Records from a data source
————————
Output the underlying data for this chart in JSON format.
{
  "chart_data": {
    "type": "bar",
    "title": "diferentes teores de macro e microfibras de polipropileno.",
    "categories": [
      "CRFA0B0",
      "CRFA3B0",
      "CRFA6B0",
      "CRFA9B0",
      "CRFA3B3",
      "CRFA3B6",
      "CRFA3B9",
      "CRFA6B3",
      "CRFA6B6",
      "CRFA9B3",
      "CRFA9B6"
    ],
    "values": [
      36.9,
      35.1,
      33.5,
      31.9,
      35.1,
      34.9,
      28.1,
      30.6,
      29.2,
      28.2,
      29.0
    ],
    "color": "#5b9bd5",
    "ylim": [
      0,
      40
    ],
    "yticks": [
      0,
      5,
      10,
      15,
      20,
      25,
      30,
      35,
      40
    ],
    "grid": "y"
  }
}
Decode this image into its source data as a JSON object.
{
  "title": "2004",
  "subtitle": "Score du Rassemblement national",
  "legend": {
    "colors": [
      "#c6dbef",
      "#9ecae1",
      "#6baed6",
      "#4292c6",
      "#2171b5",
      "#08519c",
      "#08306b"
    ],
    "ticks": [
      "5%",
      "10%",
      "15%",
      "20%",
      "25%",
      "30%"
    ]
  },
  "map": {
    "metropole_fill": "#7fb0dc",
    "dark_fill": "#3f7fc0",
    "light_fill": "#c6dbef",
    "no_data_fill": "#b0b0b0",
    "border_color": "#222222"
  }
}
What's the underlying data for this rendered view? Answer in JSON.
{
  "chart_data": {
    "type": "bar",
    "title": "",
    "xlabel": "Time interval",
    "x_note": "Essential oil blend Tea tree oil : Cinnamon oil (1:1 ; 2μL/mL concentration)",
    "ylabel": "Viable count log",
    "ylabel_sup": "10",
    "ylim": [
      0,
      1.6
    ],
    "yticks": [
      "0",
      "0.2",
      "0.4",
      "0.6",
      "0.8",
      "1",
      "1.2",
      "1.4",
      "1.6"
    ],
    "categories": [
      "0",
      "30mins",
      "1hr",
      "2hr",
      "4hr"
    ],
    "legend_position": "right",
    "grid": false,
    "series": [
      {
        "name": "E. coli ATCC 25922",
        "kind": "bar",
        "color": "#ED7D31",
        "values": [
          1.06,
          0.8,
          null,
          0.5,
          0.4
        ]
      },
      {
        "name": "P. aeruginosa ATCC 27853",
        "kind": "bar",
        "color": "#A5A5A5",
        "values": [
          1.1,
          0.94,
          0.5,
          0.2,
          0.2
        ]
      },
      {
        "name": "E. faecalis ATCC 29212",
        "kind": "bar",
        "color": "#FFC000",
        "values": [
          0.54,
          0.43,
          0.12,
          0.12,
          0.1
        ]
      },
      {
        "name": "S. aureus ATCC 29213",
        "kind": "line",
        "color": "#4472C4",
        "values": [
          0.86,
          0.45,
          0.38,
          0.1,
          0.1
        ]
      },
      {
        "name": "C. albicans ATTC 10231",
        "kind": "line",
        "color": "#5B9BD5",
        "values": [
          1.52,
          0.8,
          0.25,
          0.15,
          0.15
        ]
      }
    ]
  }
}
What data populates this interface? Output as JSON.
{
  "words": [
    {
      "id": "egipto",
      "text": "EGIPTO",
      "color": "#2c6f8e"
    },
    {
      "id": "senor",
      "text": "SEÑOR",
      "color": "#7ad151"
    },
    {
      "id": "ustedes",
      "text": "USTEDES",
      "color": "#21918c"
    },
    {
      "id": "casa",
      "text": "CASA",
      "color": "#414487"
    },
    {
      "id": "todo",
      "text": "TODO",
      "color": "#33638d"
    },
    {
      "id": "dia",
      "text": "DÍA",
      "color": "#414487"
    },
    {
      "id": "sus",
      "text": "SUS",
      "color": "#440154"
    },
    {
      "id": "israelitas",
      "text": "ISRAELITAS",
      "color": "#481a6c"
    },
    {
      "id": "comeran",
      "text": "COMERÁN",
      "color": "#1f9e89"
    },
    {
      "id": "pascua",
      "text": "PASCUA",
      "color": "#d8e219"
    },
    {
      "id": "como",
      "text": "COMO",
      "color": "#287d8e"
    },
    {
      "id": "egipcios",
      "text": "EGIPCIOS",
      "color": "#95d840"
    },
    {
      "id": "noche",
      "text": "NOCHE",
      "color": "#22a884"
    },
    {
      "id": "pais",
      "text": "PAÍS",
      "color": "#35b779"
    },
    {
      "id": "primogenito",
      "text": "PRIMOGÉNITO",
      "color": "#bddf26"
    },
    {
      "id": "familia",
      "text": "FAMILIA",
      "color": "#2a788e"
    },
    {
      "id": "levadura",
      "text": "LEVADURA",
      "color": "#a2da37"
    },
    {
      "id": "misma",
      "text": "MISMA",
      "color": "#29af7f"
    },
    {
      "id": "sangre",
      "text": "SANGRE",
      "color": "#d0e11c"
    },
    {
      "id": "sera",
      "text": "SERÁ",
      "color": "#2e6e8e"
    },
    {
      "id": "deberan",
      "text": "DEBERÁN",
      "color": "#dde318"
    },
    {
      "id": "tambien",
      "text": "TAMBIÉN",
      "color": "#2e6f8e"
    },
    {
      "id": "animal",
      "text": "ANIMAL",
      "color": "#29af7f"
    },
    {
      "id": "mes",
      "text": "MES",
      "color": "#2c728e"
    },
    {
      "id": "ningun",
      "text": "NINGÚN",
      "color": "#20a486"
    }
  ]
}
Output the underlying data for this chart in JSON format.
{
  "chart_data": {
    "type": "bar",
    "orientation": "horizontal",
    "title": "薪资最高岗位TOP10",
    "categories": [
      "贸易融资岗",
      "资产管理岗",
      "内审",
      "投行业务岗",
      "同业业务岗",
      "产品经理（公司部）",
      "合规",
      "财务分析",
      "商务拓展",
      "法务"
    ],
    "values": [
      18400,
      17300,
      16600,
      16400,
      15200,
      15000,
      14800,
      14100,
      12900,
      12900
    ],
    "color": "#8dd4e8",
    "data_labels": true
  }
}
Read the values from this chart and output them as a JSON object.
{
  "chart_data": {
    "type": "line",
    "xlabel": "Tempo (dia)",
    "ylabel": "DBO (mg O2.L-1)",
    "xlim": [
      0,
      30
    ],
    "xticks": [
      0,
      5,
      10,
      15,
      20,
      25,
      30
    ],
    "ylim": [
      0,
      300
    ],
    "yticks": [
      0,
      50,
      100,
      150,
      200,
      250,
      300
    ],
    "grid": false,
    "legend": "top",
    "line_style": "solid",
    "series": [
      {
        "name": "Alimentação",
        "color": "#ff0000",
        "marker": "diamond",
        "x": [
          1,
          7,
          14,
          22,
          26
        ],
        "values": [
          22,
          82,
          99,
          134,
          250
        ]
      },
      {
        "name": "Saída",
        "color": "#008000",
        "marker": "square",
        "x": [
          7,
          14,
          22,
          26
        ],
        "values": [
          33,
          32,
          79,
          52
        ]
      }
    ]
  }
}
————————
Go through the data and return every record exactly.

FULL SOLUTION
Output the underlying data for this chart in JSON format.
{
  "chart_data": {
    "type": "bar",
    "title": "diferentes teores de macro e microfibras de polipropileno.",
    "categories": [
      "CRFA0B0",
      "CRFA3B0",
      "CRFA6B0",
      "CRFA9B0",
      "CRFA3B3",
      "CRFA3B6",
      "CRFA3B9",
      "CRFA6B3",
      "CRFA6B6",
      "CRFA9B3",
      "CRFA9B6"
    ],
    "values": [
      36.9,
      35.1,
      33.5,
      31.9,
      35.1,
      34.9,
      28.1,
      30.6,
      29.2,
      28.2,
      29.0
    ],
    "color": "#5b9bd5",
    "ylim": [
      0,
      40
    ],
    "yticks": [
      0,
      5,
      10,
      15,
      20,
      25,
      30,
      35,
      40
    ],
    "grid": "y"
  }
}
Decode this image into its source data as a JSON object.
{
  "title": "2004",
  "subtitle": "Score du Rassemblement national",
  "legend": {
    "colors": [
      "#c6dbef",
      "#9ecae1",
      "#6baed6",
      "#4292c6",
      "#2171b5",
      "#08519c",
      "#08306b"
    ],
    "ticks": [
      "5%",
      "10%",
      "15%",
      "20%",
      "25%",
      "30%"
    ]
  },
  "map": {
    "metropole_fill": "#7fb0dc",
    "dark_fill": "#3f7fc0",
    "light_fill": "#c6dbef",
    "no_data_fill": "#b0b0b0",
    "border_color": "#222222"
  }
}
What's the underlying data for this rendered view? Answer in JSON.
{
  "chart_data": {
    "type": "bar",
    "title": "",
    "xlabel": "Time interval",
    "x_note": "Essential oil blend Tea tree oil : Cinnamon oil (1:1 ; 2μL/mL concentration)",
    "ylabel": "Viable count log",
    "ylabel_sup": "10",
    "ylim": [
      0,
      1.6
    ],
    "yticks": [
      "0",
      "0.2",
      "0.4",
      "0.6",
      "0.8",
      "1",
      "1.2",
      "1.4",
      "1.6"
    ],
    "categories": [
      "0",
      "30mins",
      "1hr",
      "2hr",
      "4hr"
    ],
    "legend_position": "right",
    "grid": false,
    "series": [
      {
        "name": "E. coli ATCC 25922",
        "kind": "bar",
        "color": "#ED7D31",
        "values": [
          1.06,
          0.8,
          null,
          0.5,
          0.4
        ]
      },
      {
        "name": "P. aeruginosa ATCC 27853",
        "kind": "bar",
        "color": "#A5A5A5",
        "values": [
          1.1,
          0.94,
          0.5,
          0.2,
          0.2
        ]
      },
      {
        "name": "E. faecalis ATCC 29212",
        "kind": "bar",
        "color": "#FFC000",
        "values": [
          0.54,
          0.43,
          0.12,
          0.12,
          0.1
        ]
      },
      {
        "name": "S. aureus ATCC 29213",
        "kind": "line",
        "color": "#4472C4",
        "values": [
          0.86,
          0.45,
          0.38,
          0.1,
          0.1
        ]
      },
      {
        "name": "C. albicans ATTC 10231",
        "kind": "line",
        "color": "#5B9BD5",
        "values": [
          1.52,
          0.8,
          0.25,
          0.15,
          0.15
        ]
      }
    ]
  }
}
What data populates this interface? Output as JSON.
{
  "words": [
    {
      "id": "egipto",
      "text": "EGIPTO",
      "color": "#2c6f8e"
    },
    {
      "id": "senor",
      "text": "SEÑOR",
      "color": "#7ad151"
    },
    {
      "id": "ustedes",
      "text": "USTEDES",
      "color": "#21918c"
    },
    {
      "id": "casa",
      "text": "CASA",
      "color": "#414487"
    },
    {
      "id": "todo",
      "text": "TODO",
      "color": "#33638d"
    },
    {
      "id": "dia",
      "text": "DÍA",
      "color": "#414487"
    },
    {
      "id": "sus",
      "text": "SUS",
      "color": "#440154"
    },
    {
      "id": "israelitas",
      "text": "ISRAELITAS",
      "color": "#481a6c"
    },
    {
      "id": "comeran",
      "text": "COMERÁN",
      "color": "#1f9e89"
    },
    {
      "id": "pascua",
      "text": "PASCUA",
      "color": "#d8e219"
    },
    {
      "id": "como",
      "text": "COMO",
      "color": "#287d8e"
    },
    {
      "id": "egipcios",
      "text": "EGIPCIOS",
      "color": "#95d840"
    },
    {
      "id": "noche",
      "text": "NOCHE",
      "color": "#22a884"
    },
    {
      "id": "pais",
      "text": "PAÍS",
      "color": "#35b779"
    },
    {
      "id": "primogenito",
      "text": "PRIMOGÉNITO",
      "color": "#bddf26"
    },
    {
      "id": "familia",
      "text": "FAMILIA",
      "color": "#2a788e"
    },
    {
      "id": "levadura",
      "text": "LEVADURA",
      "color": "#a2da37"
    },
    {
      "id": "misma",
      "text": "MISMA",
      "color": "#29af7f"
    },
    {
      "id": "sangre",
      "text": "SANGRE",
      "color": "#d0e11c"
    },
    {
      "id": "sera",
      "text": "SERÁ",
      "color": "#2e6e8e"
    },
    {
      "id": "deberan",
      "text": "DEBERÁN",
      "color": "#dde318"
    },
    {
      "id": "tambien",
      "text": "TAMBIÉN",
      "color": "#2e6f8e"
    },
    {
      "id": "animal",
      "text": "ANIMAL",
      "color": "#29af7f"
    },
    {
      "id": "mes",
      "text": "MES",
      "color": "#2c728e"
    },
    {
      "id": "ningun",
      "text": "NINGÚN",
      "color": "#20a486"
    }
  ]
}
Output the underlying data for this chart in JSON format.
{
  "chart_data": {
    "type": "bar",
    "orientation": "horizontal",
    "title": "薪资最高岗位TOP10",
    "categories": [
      "贸易融资岗",
      "资产管理岗",
      "内审",
      "投行业务岗",
      "同业业务岗",
      "产品经理（公司部）",
      "合规",
      "财务分析",
      "商务拓展",
      "法务"
    ],
    "values": [
      18400,
      17300,
      16600,
      16400,
      15200,
      15000,
      14800,
      14100,
      12900,
      12900
    ],
    "color": "#8dd4e8",
    "data_labels": true
  }
}
Read the values from this chart and output them as a JSON object.
{
  "chart_data": {
    "type": "line",
    "xlabel": "Tempo (dia)",
    "ylabel": "DBO (mg O2.L-1)",
    "xlim": [
      0,
      30
    ],
    "xticks": [
      0,
      5,
      10,
      15,
      20,
      25,
      30
    ],
    "ylim": [
      0,
      300
    ],
    "yticks": [
      0,
      50,
      100,
      150,
      200,
      250,
      300
    ],
    "grid": false,
    "legend": "top",
    "line_style": "solid",
    "series": [
      {
        "name": "Alimentação",
        "color": "#ff0000",
        "marker": "diamond",
        "x": [
          1,
          7,
          14,
          22,
          26
        ],
        "values": [
          22,
          82,
          99,
          134,
          250
        ]
      },
      {
        "name": "Saída",
        "color": "#008000",
        "marker": "square",
        "x": [
          7,
          14,
          22,
          26
        ],
        "values": [
          33,
          32,
          79,
          52
        ]
      }
    ]
  }
}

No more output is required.